Copy down all of the data underneath, exactly as shown.

• _DATA EXTRACT_:

════════

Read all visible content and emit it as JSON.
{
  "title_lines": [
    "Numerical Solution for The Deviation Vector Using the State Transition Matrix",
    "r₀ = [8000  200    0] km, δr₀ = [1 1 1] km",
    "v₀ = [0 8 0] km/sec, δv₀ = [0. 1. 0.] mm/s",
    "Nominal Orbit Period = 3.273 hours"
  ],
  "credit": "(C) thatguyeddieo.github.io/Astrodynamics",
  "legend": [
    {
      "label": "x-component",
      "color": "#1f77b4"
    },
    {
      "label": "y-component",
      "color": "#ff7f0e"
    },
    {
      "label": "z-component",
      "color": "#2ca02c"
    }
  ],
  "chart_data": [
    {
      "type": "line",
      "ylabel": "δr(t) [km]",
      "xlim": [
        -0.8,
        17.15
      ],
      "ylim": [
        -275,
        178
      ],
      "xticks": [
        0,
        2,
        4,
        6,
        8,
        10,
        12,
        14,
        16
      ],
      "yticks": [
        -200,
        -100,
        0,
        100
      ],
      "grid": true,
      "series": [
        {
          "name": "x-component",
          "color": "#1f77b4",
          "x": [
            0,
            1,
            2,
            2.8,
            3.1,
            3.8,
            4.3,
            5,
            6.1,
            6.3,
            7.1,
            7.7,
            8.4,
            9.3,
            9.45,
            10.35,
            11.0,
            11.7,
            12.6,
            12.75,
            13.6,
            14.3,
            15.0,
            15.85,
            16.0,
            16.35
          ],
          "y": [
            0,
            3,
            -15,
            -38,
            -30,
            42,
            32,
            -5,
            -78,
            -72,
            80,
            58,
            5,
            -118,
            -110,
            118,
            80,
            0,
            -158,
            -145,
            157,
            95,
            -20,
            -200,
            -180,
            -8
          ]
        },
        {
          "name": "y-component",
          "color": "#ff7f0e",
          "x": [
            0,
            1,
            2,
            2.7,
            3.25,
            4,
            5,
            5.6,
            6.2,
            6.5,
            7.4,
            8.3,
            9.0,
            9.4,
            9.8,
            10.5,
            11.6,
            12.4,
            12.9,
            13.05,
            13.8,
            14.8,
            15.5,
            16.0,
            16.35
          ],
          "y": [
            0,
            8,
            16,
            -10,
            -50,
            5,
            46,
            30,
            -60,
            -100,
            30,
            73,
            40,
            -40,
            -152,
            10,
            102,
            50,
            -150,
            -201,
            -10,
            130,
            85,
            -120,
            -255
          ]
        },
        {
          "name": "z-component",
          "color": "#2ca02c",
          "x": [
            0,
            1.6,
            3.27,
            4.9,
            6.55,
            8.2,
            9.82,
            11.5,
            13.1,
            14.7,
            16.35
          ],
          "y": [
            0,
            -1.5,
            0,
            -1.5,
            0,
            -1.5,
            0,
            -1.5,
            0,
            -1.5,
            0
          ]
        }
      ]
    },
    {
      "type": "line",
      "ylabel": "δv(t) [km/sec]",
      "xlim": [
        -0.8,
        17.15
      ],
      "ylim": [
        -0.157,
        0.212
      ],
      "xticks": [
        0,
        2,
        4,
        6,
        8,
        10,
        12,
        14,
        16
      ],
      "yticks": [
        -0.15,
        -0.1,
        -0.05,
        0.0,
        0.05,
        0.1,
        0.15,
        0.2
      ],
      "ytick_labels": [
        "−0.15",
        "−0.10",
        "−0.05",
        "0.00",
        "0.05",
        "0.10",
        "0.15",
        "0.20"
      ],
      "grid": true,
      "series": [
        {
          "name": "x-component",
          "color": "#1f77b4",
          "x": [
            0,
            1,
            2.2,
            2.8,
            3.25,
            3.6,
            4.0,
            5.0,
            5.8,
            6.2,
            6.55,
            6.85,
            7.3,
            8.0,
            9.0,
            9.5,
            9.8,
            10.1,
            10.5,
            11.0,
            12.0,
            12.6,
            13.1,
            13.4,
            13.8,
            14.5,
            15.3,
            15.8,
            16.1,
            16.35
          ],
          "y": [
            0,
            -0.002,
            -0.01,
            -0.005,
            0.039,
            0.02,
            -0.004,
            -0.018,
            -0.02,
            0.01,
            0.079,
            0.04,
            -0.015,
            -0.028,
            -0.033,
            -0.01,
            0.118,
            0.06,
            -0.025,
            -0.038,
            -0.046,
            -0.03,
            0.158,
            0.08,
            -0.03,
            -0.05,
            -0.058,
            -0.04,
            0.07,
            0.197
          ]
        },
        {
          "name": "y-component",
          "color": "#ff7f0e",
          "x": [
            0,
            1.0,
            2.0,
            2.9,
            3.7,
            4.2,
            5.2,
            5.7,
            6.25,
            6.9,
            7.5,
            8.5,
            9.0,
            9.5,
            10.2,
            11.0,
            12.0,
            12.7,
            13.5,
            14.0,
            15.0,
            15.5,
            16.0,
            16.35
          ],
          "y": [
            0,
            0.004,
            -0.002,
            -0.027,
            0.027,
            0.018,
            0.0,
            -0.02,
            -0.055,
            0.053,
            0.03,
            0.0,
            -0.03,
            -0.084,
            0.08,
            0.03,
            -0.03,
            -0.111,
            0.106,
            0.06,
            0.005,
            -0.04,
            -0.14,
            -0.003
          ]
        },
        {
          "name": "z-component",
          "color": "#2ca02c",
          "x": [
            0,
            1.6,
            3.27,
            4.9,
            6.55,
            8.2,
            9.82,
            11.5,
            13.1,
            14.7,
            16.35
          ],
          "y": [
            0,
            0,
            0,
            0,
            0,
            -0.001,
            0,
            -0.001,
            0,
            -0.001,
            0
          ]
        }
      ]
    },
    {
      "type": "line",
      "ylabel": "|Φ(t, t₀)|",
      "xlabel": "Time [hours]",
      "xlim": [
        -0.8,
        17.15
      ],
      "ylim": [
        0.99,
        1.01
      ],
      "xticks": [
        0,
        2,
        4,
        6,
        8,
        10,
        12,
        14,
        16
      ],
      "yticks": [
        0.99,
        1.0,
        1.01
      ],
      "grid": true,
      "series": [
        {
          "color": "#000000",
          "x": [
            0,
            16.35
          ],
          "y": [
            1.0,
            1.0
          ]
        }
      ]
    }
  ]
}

════════

• _THE OUTPUT_:
Read all visible content and emit it as JSON.
{
  "title_lines": [
    "Numerical Solution for The Deviation Vector Using the State Transition Matrix",
    "r₀ = [8000  200    0] km, δr₀ = [1 1 1] km",
    "v₀ = [0 8 0] km/sec, δv₀ = [0. 1. 0.] mm/s",
    "Nominal Orbit Period = 3.273 hours"
  ],
  "credit": "(C) thatguyeddieo.github.io/Astrodynamics",
  "legend": [
    {
      "label": "x-component",
      "color": "#1f77b4"
    },
    {
      "label": "y-component",
      "color": "#ff7f0e"
    },
    {
      "label": "z-component",
      "color": "#2ca02c"
    }
  ],
  "chart_data": [
    {
      "type": "line",
      "ylabel": "δr(t) [km]",
      "xlim": [
        -0.8,
        17.15
      ],
      "ylim": [
        -275,
        178
      ],
      "xticks": [
        0,
        2,
        4,
        6,
        8,
        10,
        12,
        14,
        16
      ],
      "yticks": [
        -200,
        -100,
        0,
        100
      ],
      "grid": true,
      "series": [
        {
          "name": "x-component",
          "color": "#1f77b4",
          "x": [
            0,
            1,
            2,
            2.8,
            3.1,
            3.8,
            4.3,
            5,
            6.1,
            6.3,
            7.1,
            7.7,
            8.4,
            9.3,
            9.45,
            10.35,
            11.0,
            11.7,
            12.6,
            12.75,
            13.6,
            14.3,
            15.0,
            15.85,
            16.0,
            16.35
          ],
          "y": [
            0,
            3,
            -15,
            -38,
            -30,
            42,
            32,
            -5,
            -78,
            -72,
            80,
            58,
            5,
            -118,
            -110,
            118,
            80,
            0,
            -158,
            -145,
            157,
            95,
            -20,
            -200,
            -180,
            -8
          ]
        },
        {
          "name": "y-component",
          "color": "#ff7f0e",
          "x": [
            0,
            1,
            2,
            2.7,
            3.25,
            4,
            5,
            5.6,
            6.2,
            6.5,
            7.4,
            8.3,
            9.0,
            9.4,
            9.8,
            10.5,
            11.6,
            12.4,
            12.9,
            13.05,
            13.8,
            14.8,
            15.5,
            16.0,
            16.35
          ],
          "y": [
            0,
            8,
            16,
            -10,
            -50,
            5,
            46,
            30,
            -60,
            -100,
            30,
            73,
            40,
            -40,
            -152,
            10,
            102,
            50,
            -150,
            -201,
            -10,
            130,
            85,
            -120,
            -255
          ]
        },
        {
          "name": "z-component",
          "color": "#2ca02c",
          "x": [
            0,
            1.6,
            3.27,
            4.9,
            6.55,
            8.2,
            9.82,
            11.5,
            13.1,
            14.7,
            16.35
          ],
          "y": [
            0,
            -1.5,
            0,
            -1.5,
            0,
            -1.5,
            0,
            -1.5,
            0,
            -1.5,
            0
          ]
        }
      ]
    },
    {
      "type": "line",
      "ylabel": "δv(t) [km/sec]",
      "xlim": [
        -0.8,
        17.15
      ],
      "ylim": [
        -0.157,
        0.212
      ],
      "xticks": [
        0,
        2,
        4,
        6,
        8,
        10,
        12,
        14,
        16
      ],
      "yticks": [
        -0.15,
        -0.1,
        -0.05,
        0.0,
        0.05,
        0.1,
        0.15,
        0.2
      ],
      "ytick_labels": [
        "−0.15",
        "−0.10",
        "−0.05",
        "0.00",
        "0.05",
        "0.10",
        "0.15",
        "0.20"
      ],
      "grid": true,
      "series": [
        {
          "name": "x-component",
          "color": "#1f77b4",
          "x": [
            0,
            1,
            2.2,
            2.8,
            3.25,
            3.6,
            4.0,
            5.0,
            5.8,
            6.2,
            6.55,
            6.85,
            7.3,
            8.0,
            9.0,
            9.5,
            9.8,
            10.1,
            10.5,
            11.0,
            12.0,
            12.6,
            13.1,
            13.4,
            13.8,
            14.5,
            15.3,
            15.8,
            16.1,
            16.35
          ],
          "y": [
            0,
            -0.002,
            -0.01,
            -0.005,
            0.039,
            0.02,
            -0.004,
            -0.018,
            -0.02,
            0.01,
            0.079,
            0.04,
            -0.015,
            -0.028,
            -0.033,
            -0.01,
            0.118,
            0.06,
            -0.025,
            -0.038,
            -0.046,
            -0.03,
            0.158,
            0.08,
            -0.03,
            -0.05,
            -0.058,
            -0.04,
            0.07,
            0.197
          ]
        },
        {
          "name": "y-component",
          "color": "#ff7f0e",
          "x": [
            0,
            1.0,
            2.0,
            2.9,
            3.7,
            4.2,
            5.2,
            5.7,
            6.25,
            6.9,
            7.5,
            8.5,
            9.0,
            9.5,
            10.2,
            11.0,
            12.0,
            12.7,
            13.5,
            14.0,
            15.0,
            15.5,
            16.0,
            16.35
          ],
          "y": [
            0,
            0.004,
            -0.002,
            -0.027,
            0.027,
            0.018,
            0.0,
            -0.02,
            -0.055,
            0.053,
            0.03,
            0.0,
            -0.03,
            -0.084,
            0.08,
            0.03,
            -0.03,
            -0.111,
            0.106,
            0.06,
            0.005,
            -0.04,
            -0.14,
            -0.003
          ]
        },
        {
          "name": "z-component",
          "color": "#2ca02c",
          "x": [
            0,
            1.6,
            3.27,
            4.9,
            6.55,
            8.2,
            9.82,
            11.5,
            13.1,
            14.7,
            16.35
          ],
          "y": [
            0,
            0,
            0,
            0,
            0,
            -0.001,
            0,
            -0.001,
            0,
            -0.001,
            0
          ]
        }
      ]
    },
    {
      "type": "line",
      "ylabel": "|Φ(t, t₀)|",
      "xlabel": "Time [hours]",
      "xlim": [
        -0.8,
        17.15
      ],
      "ylim": [
        0.99,
        1.01
      ],
      "xticks": [
        0,
        2,
        4,
        6,
        8,
        10,
        12,
        14,
        16
      ],
      "yticks": [
        0.99,
        1.0,
        1.01
      ],
      "grid": true,
      "series": [
        {
          "color": "#000000",
          "x": [
            0,
            16.35
          ],
          "y": [
            1.0,
            1.0
          ]
        }
      ]
    }
  ]
}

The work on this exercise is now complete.